Track down each line that has the word "CHILE" and copy it.

**** Task inputs

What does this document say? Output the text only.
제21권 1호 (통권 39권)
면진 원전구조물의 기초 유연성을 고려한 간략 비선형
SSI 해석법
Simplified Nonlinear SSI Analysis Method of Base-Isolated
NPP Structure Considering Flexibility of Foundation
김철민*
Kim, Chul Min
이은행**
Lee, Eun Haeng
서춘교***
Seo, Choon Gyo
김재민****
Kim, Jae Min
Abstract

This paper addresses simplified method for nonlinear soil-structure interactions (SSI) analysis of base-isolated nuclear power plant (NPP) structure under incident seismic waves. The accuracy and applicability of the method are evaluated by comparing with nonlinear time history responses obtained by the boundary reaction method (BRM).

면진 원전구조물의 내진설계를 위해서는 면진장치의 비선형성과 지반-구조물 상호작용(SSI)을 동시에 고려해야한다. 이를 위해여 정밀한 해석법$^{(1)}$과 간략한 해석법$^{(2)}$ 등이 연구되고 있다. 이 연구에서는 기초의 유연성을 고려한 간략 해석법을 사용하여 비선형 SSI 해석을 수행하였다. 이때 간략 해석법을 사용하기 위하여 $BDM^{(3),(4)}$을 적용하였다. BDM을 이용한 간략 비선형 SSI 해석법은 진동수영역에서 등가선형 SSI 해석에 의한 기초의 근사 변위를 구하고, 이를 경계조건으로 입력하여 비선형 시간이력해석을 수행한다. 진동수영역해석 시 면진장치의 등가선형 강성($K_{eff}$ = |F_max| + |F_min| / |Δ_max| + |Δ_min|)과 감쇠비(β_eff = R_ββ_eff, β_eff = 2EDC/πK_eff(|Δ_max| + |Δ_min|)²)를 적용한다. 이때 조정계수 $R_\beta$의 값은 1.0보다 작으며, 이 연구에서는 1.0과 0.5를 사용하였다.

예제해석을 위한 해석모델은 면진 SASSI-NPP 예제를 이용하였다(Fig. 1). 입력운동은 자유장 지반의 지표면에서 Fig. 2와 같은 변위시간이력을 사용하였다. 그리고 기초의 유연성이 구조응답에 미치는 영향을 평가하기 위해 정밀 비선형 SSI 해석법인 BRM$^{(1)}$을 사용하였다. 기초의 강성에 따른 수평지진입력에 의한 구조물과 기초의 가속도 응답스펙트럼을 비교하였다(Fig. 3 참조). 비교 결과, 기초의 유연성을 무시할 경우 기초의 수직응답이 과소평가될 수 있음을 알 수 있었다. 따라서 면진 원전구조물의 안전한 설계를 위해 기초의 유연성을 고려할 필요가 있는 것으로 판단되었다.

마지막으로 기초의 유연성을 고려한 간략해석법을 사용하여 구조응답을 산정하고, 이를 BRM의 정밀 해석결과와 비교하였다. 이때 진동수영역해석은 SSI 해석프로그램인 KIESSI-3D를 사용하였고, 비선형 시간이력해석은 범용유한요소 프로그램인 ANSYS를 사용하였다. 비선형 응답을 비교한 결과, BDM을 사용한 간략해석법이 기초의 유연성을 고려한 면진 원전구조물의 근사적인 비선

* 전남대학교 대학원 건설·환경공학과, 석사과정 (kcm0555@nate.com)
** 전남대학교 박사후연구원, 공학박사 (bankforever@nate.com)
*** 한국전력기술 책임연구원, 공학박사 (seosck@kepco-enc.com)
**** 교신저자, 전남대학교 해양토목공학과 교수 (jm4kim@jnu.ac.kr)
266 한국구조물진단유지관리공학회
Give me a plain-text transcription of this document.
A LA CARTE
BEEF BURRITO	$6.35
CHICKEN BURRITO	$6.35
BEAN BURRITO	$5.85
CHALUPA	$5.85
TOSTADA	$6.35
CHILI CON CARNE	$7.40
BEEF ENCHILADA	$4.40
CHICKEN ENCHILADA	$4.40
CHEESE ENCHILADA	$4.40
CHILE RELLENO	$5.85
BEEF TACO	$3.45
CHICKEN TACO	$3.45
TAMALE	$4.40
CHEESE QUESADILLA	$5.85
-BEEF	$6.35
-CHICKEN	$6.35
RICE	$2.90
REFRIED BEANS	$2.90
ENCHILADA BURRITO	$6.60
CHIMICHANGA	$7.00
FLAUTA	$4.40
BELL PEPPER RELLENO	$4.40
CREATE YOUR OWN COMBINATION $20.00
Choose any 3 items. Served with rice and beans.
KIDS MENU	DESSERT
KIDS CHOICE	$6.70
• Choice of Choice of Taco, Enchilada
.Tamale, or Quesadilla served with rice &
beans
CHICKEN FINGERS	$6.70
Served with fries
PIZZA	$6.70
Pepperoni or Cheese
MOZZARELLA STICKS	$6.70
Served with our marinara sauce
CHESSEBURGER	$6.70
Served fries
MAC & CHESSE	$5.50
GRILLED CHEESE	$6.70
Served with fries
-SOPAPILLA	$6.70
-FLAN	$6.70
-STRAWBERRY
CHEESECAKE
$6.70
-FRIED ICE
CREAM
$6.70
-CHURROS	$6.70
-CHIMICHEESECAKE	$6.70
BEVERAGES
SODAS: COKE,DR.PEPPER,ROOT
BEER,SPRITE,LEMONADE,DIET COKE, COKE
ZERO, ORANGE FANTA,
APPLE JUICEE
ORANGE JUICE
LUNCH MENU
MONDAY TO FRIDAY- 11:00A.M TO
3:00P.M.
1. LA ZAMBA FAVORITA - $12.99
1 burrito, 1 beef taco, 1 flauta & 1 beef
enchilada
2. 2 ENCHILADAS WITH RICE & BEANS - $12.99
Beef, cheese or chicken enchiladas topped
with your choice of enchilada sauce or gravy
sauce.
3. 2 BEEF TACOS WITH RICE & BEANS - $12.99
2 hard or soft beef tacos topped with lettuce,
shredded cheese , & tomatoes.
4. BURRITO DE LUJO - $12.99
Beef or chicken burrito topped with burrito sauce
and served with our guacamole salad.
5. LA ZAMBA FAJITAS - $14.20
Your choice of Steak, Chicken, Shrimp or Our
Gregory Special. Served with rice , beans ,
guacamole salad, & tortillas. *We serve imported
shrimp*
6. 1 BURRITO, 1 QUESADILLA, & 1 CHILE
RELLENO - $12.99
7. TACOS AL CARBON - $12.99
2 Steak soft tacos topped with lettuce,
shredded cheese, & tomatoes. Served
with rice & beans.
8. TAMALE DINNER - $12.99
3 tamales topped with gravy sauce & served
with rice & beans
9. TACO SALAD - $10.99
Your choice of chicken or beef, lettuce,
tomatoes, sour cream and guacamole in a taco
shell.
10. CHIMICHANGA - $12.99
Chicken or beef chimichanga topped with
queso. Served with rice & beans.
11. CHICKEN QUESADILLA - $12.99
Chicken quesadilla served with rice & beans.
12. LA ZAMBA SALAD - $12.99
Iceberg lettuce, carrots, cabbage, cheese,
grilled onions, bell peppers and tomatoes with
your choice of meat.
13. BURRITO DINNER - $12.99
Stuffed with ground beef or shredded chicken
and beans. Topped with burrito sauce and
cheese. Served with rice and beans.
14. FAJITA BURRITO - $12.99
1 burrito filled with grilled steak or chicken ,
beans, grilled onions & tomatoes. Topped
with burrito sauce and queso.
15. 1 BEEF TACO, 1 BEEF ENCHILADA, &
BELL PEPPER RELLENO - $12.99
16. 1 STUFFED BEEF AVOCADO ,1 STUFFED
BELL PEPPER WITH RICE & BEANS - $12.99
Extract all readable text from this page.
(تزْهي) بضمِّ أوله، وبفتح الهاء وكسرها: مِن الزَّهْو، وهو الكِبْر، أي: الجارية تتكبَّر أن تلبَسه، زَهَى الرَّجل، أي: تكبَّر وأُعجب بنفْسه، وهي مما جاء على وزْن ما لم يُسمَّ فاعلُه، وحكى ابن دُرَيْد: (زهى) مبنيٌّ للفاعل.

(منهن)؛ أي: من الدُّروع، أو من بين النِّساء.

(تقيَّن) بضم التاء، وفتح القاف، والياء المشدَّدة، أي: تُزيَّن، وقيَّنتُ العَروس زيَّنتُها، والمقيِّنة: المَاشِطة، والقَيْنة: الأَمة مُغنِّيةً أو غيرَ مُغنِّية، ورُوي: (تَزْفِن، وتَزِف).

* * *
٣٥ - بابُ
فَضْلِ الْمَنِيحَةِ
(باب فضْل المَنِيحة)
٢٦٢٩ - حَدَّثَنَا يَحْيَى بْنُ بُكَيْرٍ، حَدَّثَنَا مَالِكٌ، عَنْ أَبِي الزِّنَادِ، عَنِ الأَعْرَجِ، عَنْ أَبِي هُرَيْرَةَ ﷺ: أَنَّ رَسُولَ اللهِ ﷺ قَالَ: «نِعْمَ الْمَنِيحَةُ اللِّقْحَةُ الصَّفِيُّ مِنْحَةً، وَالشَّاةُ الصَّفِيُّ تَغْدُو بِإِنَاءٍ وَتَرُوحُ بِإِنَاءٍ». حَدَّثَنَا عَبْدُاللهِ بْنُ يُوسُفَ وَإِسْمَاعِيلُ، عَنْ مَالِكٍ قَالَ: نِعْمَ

********

Finished task:
CHILE RELLENO	$5.85
6. 1 BURRITO, 1 QUESADILLA, & 1 CHILE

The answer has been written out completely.